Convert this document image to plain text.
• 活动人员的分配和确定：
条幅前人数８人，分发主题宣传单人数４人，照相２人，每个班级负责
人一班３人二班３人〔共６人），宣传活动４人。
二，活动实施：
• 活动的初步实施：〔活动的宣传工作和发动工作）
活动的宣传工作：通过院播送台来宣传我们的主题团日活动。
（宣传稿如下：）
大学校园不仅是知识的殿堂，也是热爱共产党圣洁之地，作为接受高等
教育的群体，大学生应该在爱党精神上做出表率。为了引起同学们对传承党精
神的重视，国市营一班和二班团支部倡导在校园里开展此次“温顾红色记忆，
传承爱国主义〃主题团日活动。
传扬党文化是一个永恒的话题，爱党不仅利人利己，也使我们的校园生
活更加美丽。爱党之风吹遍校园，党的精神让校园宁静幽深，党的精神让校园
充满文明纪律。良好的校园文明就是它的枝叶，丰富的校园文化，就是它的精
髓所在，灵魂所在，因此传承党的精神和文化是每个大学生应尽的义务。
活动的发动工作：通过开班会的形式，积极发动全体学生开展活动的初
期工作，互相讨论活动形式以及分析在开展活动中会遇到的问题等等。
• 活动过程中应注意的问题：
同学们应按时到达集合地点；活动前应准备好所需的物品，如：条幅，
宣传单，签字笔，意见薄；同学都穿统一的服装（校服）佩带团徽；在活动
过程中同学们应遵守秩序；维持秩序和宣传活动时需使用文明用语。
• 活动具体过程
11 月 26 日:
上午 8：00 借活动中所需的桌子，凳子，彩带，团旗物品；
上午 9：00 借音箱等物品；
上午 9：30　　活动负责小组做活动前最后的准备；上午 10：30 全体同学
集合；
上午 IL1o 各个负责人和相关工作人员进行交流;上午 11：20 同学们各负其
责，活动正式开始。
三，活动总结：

============================================================

▶ [Exercise brief]:
Reproduce the data shown above exactly.

▶ [Finished task]:
Convert this document image to plain text.
• 活动人员的分配和确定：
条幅前人数８人，分发主题宣传单人数４人，照相２人，每个班级负责
人一班３人二班３人〔共６人），宣传活动４人。
二，活动实施：
• 活动的初步实施：〔活动的宣传工作和发动工作）
活动的宣传工作：通过院播送台来宣传我们的主题团日活动。
（宣传稿如下：）
大学校园不仅是知识的殿堂，也是热爱共产党圣洁之地，作为接受高等
教育的群体，大学生应该在爱党精神上做出表率。为了引起同学们对传承党精
神的重视，国市营一班和二班团支部倡导在校园里开展此次“温顾红色记忆，
传承爱国主义〃主题团日活动。
传扬党文化是一个永恒的话题，爱党不仅利人利己，也使我们的校园生
活更加美丽。爱党之风吹遍校园，党的精神让校园宁静幽深，党的精神让校园
充满文明纪律。良好的校园文明就是它的枝叶，丰富的校园文化，就是它的精
髓所在，灵魂所在，因此传承党的精神和文化是每个大学生应尽的义务。
活动的发动工作：通过开班会的形式，积极发动全体学生开展活动的初
期工作，互相讨论活动形式以及分析在开展活动中会遇到的问题等等。
• 活动过程中应注意的问题：
同学们应按时到达集合地点；活动前应准备好所需的物品，如：条幅，
宣传单，签字笔，意见薄；同学都穿统一的服装（校服）佩带团徽；在活动
过程中同学们应遵守秩序；维持秩序和宣传活动时需使用文明用语。
• 活动具体过程
11 月 26 日:
上午 8：00 借活动中所需的桌子，凳子，彩带，团旗物品；
上午 9：00 借音箱等物品；
上午 9：30　　活动负责小组做活动前最后的准备；上午 10：30 全体同学
集合；
上午 IL1o 各个负责人和相关工作人员进行交流;上午 11：20 同学们各负其
责，活动正式开始。
三，活动总结：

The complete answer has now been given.